*YOUR TASK:* From the line containing "Read out every word on this page." to the end of the data, retype every line exactly and nothing else. Drop the pictures.

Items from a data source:
* * *
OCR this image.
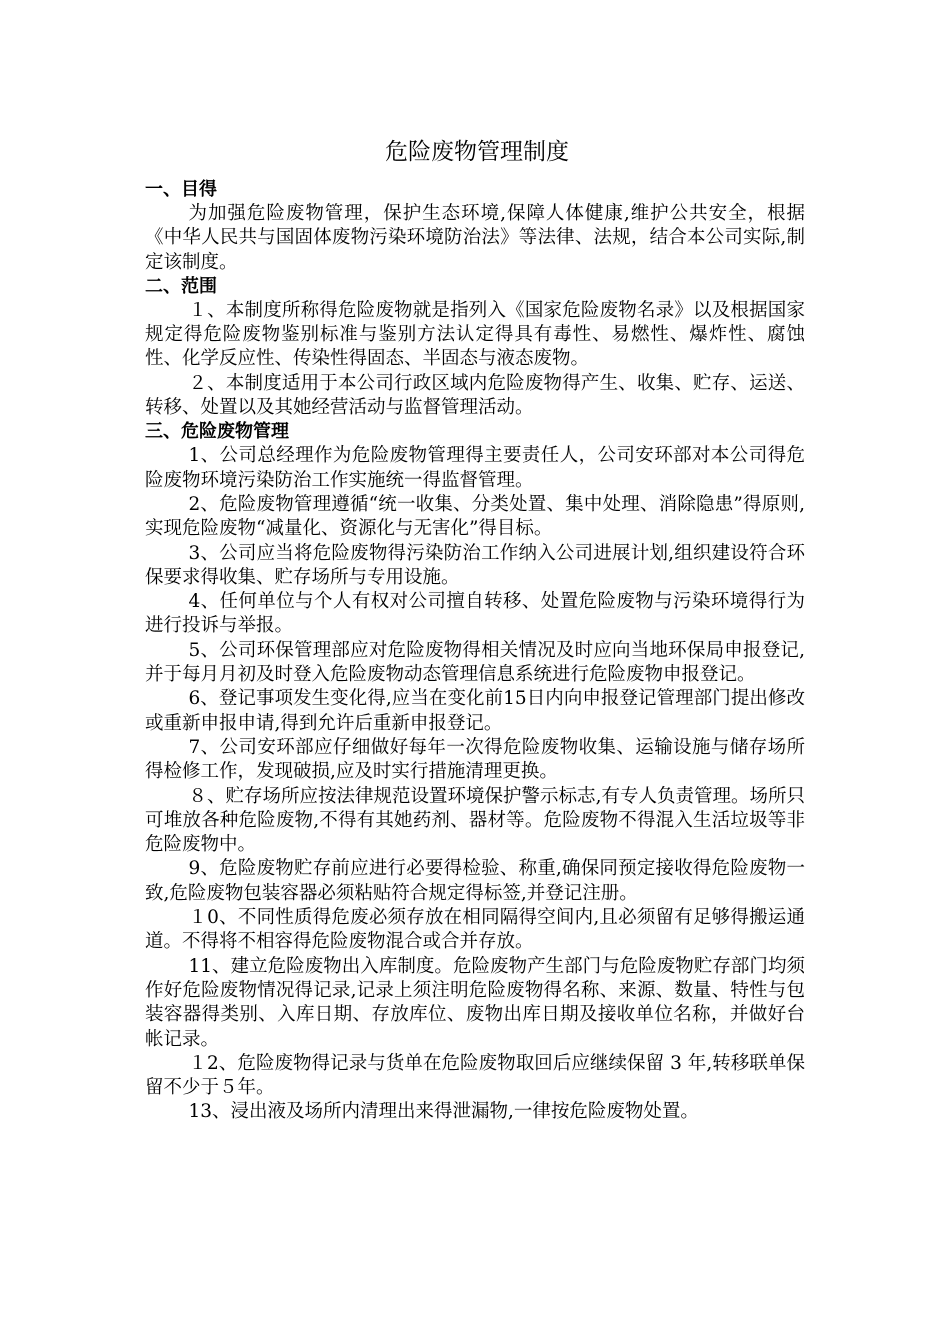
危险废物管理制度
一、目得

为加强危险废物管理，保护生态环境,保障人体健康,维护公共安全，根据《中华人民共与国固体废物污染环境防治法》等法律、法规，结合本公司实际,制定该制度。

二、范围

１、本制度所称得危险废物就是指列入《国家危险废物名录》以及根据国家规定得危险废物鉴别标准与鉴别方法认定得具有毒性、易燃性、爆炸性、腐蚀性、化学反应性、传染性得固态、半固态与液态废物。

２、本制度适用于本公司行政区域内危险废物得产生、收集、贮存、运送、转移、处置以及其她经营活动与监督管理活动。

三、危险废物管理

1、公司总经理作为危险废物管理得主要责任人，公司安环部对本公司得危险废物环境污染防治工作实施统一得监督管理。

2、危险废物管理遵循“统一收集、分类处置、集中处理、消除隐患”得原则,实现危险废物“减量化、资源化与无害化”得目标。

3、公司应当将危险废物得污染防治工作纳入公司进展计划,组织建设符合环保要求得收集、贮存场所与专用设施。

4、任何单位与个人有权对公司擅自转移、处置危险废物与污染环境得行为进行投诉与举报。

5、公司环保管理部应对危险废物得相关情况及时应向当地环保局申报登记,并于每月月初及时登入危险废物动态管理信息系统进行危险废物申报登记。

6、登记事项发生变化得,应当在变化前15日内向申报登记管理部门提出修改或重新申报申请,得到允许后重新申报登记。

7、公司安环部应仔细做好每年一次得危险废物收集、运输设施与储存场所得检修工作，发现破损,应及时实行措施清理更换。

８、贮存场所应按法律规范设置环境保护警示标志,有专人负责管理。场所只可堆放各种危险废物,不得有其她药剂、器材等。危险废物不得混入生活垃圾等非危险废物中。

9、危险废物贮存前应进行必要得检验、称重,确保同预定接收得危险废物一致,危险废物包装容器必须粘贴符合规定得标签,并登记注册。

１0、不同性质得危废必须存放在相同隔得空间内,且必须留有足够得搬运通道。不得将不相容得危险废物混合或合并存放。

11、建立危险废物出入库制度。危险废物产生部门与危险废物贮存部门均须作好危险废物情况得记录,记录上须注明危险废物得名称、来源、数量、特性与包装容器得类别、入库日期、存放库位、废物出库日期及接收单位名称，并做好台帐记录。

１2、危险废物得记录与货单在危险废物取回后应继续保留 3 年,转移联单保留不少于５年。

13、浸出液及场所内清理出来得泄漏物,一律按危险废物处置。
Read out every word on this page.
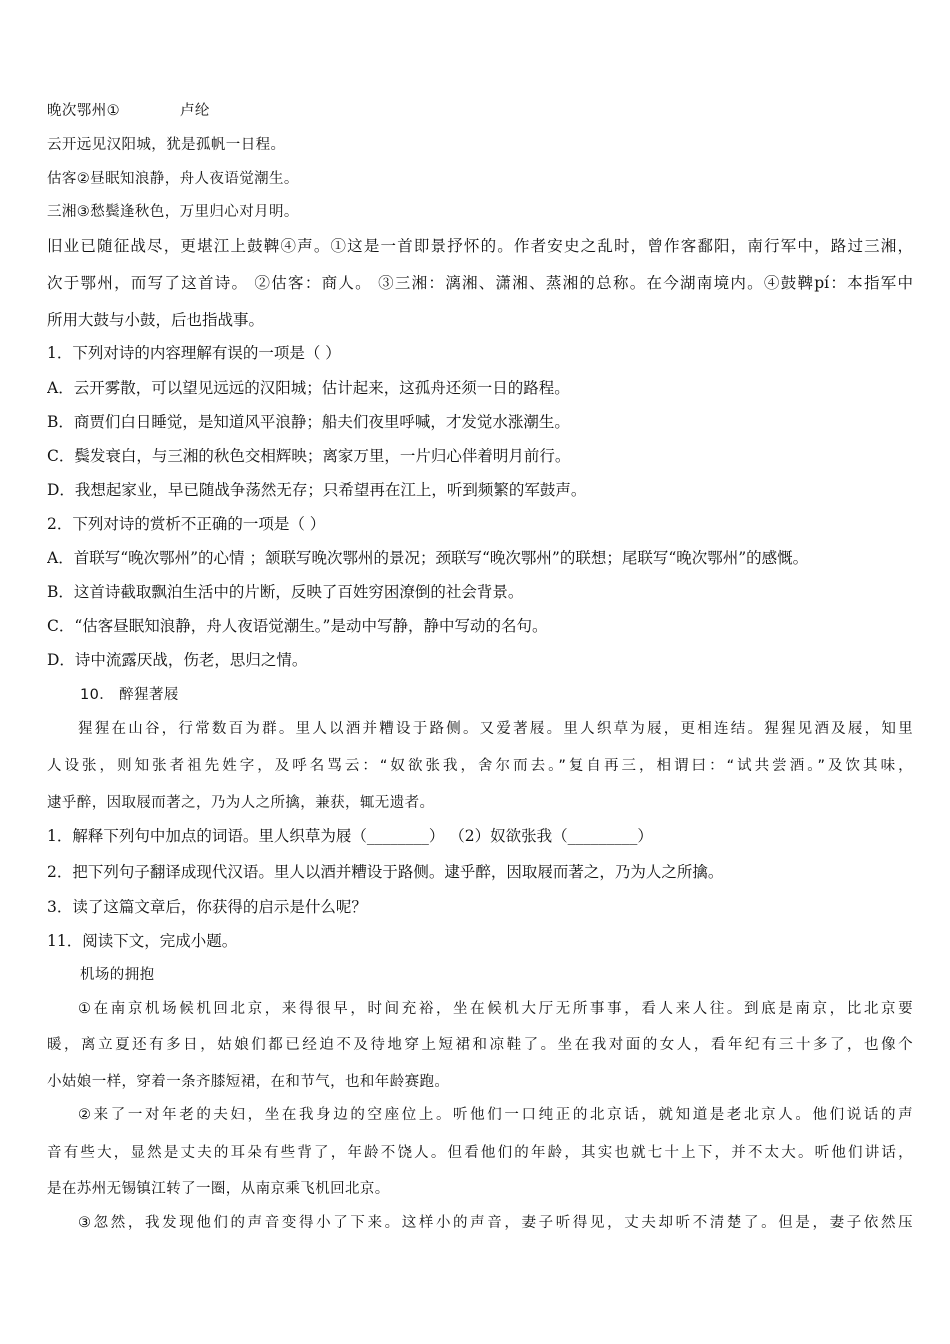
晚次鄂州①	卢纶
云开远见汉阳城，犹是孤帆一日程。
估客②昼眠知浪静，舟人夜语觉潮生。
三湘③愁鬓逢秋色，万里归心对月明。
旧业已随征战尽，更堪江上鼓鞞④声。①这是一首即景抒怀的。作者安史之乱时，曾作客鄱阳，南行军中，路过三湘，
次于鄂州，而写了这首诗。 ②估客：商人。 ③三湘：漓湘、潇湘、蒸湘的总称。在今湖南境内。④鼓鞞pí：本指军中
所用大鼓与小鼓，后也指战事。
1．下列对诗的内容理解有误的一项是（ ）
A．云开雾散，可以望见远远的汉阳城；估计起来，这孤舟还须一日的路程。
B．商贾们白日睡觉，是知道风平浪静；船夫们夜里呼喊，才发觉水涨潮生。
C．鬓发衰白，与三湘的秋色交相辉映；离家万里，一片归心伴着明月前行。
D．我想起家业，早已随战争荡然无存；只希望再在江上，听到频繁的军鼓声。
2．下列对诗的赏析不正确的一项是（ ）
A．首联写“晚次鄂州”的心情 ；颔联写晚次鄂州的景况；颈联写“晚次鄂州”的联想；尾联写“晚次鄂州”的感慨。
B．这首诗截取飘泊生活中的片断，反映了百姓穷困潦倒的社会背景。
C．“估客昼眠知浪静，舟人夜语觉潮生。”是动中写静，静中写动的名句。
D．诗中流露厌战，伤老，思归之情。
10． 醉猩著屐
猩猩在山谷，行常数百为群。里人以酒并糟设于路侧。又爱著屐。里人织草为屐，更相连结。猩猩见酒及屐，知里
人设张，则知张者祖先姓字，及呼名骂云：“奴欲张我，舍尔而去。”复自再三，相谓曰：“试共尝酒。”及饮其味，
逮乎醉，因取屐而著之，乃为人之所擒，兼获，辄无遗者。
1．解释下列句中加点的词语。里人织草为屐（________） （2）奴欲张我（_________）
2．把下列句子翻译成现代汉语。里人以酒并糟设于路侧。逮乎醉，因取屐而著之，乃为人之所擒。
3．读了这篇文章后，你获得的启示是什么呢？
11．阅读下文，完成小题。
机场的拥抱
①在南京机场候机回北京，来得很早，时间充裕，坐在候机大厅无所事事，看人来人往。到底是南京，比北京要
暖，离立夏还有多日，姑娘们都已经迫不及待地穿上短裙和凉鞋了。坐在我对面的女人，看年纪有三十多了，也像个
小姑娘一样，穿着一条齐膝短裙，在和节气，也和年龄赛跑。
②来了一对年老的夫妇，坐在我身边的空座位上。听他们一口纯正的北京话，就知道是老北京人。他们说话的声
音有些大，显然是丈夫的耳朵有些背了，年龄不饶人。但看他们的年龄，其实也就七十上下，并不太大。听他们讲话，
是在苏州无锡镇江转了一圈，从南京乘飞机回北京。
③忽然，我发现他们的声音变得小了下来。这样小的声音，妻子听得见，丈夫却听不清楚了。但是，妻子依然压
* * *
*CORRECT RESULT:*
Read out every word on this page.
晚次鄂州①	卢纶
云开远见汉阳城，犹是孤帆一日程。
估客②昼眠知浪静，舟人夜语觉潮生。
三湘③愁鬓逢秋色，万里归心对月明。
旧业已随征战尽，更堪江上鼓鞞④声。①这是一首即景抒怀的。作者安史之乱时，曾作客鄱阳，南行军中，路过三湘，
次于鄂州，而写了这首诗。 ②估客：商人。 ③三湘：漓湘、潇湘、蒸湘的总称。在今湖南境内。④鼓鞞pí：本指军中
所用大鼓与小鼓，后也指战事。
1．下列对诗的内容理解有误的一项是（ ）
A．云开雾散，可以望见远远的汉阳城；估计起来，这孤舟还须一日的路程。
B．商贾们白日睡觉，是知道风平浪静；船夫们夜里呼喊，才发觉水涨潮生。
C．鬓发衰白，与三湘的秋色交相辉映；离家万里，一片归心伴着明月前行。
D．我想起家业，早已随战争荡然无存；只希望再在江上，听到频繁的军鼓声。
2．下列对诗的赏析不正确的一项是（ ）
A．首联写“晚次鄂州”的心情 ；颔联写晚次鄂州的景况；颈联写“晚次鄂州”的联想；尾联写“晚次鄂州”的感慨。
B．这首诗截取飘泊生活中的片断，反映了百姓穷困潦倒的社会背景。
C．“估客昼眠知浪静，舟人夜语觉潮生。”是动中写静，静中写动的名句。
D．诗中流露厌战，伤老，思归之情。
10． 醉猩著屐
猩猩在山谷，行常数百为群。里人以酒并糟设于路侧。又爱著屐。里人织草为屐，更相连结。猩猩见酒及屐，知里
人设张，则知张者祖先姓字，及呼名骂云：“奴欲张我，舍尔而去。”复自再三，相谓曰：“试共尝酒。”及饮其味，
逮乎醉，因取屐而著之，乃为人之所擒，兼获，辄无遗者。
1．解释下列句中加点的词语。里人织草为屐（________） （2）奴欲张我（_________）
2．把下列句子翻译成现代汉语。里人以酒并糟设于路侧。逮乎醉，因取屐而著之，乃为人之所擒。
3．读了这篇文章后，你获得的启示是什么呢？
11．阅读下文，完成小题。
机场的拥抱
①在南京机场候机回北京，来得很早，时间充裕，坐在候机大厅无所事事，看人来人往。到底是南京，比北京要
暖，离立夏还有多日，姑娘们都已经迫不及待地穿上短裙和凉鞋了。坐在我对面的女人，看年纪有三十多了，也像个
小姑娘一样，穿着一条齐膝短裙，在和节气，也和年龄赛跑。
②来了一对年老的夫妇，坐在我身边的空座位上。听他们一口纯正的北京话，就知道是老北京人。他们说话的声
音有些大，显然是丈夫的耳朵有些背了，年龄不饶人。但看他们的年龄，其实也就七十上下，并不太大。听他们讲话，
是在苏州无锡镇江转了一圈，从南京乘飞机回北京。
③忽然，我发现他们的声音变得小了下来。这样小的声音，妻子听得见，丈夫却听不清楚了。但是，妻子依然压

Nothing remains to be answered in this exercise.